Goal: The records that follow should be retyped word for word.

Entries shown:
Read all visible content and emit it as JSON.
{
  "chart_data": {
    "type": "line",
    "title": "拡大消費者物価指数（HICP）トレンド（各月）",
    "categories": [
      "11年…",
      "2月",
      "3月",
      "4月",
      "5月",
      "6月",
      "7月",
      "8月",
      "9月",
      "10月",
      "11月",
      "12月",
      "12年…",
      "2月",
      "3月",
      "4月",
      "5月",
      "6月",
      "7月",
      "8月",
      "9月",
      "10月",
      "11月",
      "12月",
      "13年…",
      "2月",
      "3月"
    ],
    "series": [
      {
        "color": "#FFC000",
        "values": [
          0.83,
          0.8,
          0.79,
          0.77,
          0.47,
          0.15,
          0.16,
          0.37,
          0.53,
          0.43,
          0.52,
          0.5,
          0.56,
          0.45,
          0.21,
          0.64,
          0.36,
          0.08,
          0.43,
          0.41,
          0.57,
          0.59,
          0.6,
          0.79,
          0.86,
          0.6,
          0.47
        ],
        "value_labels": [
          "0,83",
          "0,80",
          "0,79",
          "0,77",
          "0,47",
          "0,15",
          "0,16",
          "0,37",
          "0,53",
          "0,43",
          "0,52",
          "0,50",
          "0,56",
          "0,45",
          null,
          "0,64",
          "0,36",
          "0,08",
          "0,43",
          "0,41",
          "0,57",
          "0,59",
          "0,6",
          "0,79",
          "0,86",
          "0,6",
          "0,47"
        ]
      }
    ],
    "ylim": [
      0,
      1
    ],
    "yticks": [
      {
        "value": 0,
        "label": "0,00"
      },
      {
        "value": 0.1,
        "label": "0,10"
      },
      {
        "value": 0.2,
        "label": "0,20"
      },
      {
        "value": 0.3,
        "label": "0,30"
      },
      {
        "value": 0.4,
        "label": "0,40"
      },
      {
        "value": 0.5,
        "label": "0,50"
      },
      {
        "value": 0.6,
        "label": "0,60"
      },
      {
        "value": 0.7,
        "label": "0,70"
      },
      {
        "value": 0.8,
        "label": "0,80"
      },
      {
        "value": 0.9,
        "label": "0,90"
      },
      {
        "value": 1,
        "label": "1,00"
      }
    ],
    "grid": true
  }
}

Written response:
Read all visible content and emit it as JSON.
{
  "chart_data": {
    "type": "line",
    "title": "拡大消費者物価指数（HICP）トレンド（各月）",
    "categories": [
      "11年…",
      "2月",
      "3月",
      "4月",
      "5月",
      "6月",
      "7月",
      "8月",
      "9月",
      "10月",
      "11月",
      "12月",
      "12年…",
      "2月",
      "3月",
      "4月",
      "5月",
      "6月",
      "7月",
      "8月",
      "9月",
      "10月",
      "11月",
      "12月",
      "13年…",
      "2月",
      "3月"
    ],
    "series": [
      {
        "color": "#FFC000",
        "values": [
          0.83,
          0.8,
          0.79,
          0.77,
          0.47,
          0.15,
          0.16,
          0.37,
          0.53,
          0.43,
          0.52,
          0.5,
          0.56,
          0.45,
          0.21,
          0.64,
          0.36,
          0.08,
          0.43,
          0.41,
          0.57,
          0.59,
          0.6,
          0.79,
          0.86,
          0.6,
          0.47
        ],
        "value_labels": [
          "0,83",
          "0,80",
          "0,79",
          "0,77",
          "0,47",
          "0,15",
          "0,16",
          "0,37",
          "0,53",
          "0,43",
          "0,52",
          "0,50",
          "0,56",
          "0,45",
          null,
          "0,64",
          "0,36",
          "0,08",
          "0,43",
          "0,41",
          "0,57",
          "0,59",
          "0,6",
          "0,79",
          "0,86",
          "0,6",
          "0,47"
        ]
      }
    ],
    "ylim": [
      0,
      1
    ],
    "yticks": [
      {
        "value": 0,
        "label": "0,00"
      },
      {
        "value": 0.1,
        "label": "0,10"
      },
      {
        "value": 0.2,
        "label": "0,20"
      },
      {
        "value": 0.3,
        "label": "0,30"
      },
      {
        "value": 0.4,
        "label": "0,40"
      },
      {
        "value": 0.5,
        "label": "0,50"
      },
      {
        "value": 0.6,
        "label": "0,60"
      },
      {
        "value": 0.7,
        "label": "0,70"
      },
      {
        "value": 0.8,
        "label": "0,80"
      },
      {
        "value": 0.9,
        "label": "0,90"
      },
      {
        "value": 1,
        "label": "1,00"
      }
    ],
    "grid": true
  }
}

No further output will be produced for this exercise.